Extract each line holding the word "xlabel" from the entries.

_ _ _ _ _ _ _

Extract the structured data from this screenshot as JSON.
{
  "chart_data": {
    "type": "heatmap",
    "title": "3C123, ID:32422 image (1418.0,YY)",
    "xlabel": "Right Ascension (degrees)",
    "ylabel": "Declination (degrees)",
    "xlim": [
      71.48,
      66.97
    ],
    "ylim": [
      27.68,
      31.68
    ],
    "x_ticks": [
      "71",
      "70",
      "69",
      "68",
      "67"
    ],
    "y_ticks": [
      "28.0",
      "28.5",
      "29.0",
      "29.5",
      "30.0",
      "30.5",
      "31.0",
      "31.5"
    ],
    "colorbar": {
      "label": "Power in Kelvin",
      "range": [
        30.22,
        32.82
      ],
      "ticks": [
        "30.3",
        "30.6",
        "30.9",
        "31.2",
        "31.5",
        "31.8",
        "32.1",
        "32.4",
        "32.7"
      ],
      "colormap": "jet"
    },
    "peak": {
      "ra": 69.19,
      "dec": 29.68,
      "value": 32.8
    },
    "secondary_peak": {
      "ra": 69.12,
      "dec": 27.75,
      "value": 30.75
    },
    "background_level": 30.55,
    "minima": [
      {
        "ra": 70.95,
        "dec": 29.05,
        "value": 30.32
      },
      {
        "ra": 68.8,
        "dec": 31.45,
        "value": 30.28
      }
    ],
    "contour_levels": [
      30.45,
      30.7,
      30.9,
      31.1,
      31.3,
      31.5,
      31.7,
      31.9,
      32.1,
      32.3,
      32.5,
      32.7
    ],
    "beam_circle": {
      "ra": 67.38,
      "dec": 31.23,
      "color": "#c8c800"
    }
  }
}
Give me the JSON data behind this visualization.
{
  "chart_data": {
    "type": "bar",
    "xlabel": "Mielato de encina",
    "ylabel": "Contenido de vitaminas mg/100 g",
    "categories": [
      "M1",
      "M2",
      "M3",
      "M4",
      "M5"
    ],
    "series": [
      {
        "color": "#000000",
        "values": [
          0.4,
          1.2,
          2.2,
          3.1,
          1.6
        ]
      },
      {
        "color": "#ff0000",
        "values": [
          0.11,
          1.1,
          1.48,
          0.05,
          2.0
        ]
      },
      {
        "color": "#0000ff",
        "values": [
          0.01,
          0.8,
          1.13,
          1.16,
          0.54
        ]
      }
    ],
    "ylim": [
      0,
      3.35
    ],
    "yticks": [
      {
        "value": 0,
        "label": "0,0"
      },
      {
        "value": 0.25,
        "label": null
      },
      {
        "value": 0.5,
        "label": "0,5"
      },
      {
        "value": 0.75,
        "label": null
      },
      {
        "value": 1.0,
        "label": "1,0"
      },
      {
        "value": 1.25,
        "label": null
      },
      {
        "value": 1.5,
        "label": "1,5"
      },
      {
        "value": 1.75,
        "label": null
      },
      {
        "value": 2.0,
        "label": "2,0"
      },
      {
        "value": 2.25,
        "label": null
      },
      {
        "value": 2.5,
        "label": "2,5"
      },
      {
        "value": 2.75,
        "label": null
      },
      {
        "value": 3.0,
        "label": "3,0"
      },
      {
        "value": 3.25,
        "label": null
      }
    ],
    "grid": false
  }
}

_ _ _ _ _ _ _

▶ **Result**:
    "xlabel": "Right Ascension (degrees)",
    "xlabel": "Mielato de encina",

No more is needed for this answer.